-- start Records shown --

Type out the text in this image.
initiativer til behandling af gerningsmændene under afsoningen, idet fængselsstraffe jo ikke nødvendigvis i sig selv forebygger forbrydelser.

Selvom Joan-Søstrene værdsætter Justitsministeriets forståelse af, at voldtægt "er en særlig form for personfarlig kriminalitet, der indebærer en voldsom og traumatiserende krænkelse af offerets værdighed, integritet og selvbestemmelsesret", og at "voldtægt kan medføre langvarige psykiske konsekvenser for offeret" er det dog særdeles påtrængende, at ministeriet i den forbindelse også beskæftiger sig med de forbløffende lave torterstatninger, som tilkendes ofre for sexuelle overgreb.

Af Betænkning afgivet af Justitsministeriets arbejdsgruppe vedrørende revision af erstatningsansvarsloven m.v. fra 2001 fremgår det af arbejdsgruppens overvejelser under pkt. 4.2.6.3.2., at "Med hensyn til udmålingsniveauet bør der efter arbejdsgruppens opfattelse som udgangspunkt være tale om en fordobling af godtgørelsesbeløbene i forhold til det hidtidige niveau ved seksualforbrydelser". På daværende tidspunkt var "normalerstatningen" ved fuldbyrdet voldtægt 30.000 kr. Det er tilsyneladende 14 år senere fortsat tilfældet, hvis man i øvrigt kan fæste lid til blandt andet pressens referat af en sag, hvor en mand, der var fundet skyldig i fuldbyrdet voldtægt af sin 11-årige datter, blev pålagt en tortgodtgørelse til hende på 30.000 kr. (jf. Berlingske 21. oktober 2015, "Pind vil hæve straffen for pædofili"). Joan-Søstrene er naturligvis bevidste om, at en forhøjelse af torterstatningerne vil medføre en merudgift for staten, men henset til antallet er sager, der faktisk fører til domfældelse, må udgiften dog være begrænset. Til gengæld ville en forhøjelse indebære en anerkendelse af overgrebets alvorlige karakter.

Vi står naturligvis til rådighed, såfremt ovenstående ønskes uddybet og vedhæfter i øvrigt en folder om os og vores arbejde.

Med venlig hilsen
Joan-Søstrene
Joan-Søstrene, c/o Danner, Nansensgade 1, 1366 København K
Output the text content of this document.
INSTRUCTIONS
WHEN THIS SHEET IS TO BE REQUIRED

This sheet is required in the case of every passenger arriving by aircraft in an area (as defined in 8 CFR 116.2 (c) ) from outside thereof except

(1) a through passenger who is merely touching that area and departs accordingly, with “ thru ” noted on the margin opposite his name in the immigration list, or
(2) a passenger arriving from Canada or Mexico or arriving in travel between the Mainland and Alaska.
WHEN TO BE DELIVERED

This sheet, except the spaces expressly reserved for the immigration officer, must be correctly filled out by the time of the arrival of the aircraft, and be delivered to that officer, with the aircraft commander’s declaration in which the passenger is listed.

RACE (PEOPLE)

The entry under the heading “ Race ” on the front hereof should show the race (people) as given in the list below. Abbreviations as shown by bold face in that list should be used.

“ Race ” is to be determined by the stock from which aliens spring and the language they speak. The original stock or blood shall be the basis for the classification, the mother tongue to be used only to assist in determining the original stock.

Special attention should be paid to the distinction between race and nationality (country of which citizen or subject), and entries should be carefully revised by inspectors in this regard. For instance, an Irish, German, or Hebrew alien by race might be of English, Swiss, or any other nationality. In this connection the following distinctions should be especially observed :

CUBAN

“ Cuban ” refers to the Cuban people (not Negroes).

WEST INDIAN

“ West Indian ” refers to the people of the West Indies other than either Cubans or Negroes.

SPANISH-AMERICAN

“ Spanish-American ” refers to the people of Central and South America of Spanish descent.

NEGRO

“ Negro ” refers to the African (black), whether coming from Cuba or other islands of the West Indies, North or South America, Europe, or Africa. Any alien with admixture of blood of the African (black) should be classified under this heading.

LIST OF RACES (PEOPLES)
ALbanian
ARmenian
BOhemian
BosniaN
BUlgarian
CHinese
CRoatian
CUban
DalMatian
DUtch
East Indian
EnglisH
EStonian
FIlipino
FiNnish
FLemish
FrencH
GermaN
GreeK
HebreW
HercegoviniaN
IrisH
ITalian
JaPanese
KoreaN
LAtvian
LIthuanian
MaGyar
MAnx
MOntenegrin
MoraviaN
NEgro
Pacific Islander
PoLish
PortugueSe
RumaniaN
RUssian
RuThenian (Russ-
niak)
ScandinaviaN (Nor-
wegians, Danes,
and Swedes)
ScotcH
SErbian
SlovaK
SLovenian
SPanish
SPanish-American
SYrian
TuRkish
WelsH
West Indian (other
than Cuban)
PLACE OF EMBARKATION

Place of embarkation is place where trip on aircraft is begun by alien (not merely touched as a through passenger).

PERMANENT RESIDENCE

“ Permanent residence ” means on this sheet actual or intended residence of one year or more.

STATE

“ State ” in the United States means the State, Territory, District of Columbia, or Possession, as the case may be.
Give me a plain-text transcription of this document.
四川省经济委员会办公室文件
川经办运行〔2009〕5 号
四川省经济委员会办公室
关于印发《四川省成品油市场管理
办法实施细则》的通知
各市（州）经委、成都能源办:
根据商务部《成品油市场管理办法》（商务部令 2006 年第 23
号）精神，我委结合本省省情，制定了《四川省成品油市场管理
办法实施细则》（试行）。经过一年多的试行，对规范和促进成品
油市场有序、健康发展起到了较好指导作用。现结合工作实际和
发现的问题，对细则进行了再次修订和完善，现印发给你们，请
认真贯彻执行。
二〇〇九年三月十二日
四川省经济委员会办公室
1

-- end Records shown --

> **What you have to do**
Copy each line above containing the string "through".

> **Exercise result**
(1) a through passenger who is merely touching that area and departs accordingly, with “ thru ” noted on the margin opposite his name in the immigration list, or
Place of embarkation is place where trip on aircraft is begun by alien (not merely touched as a through passenger).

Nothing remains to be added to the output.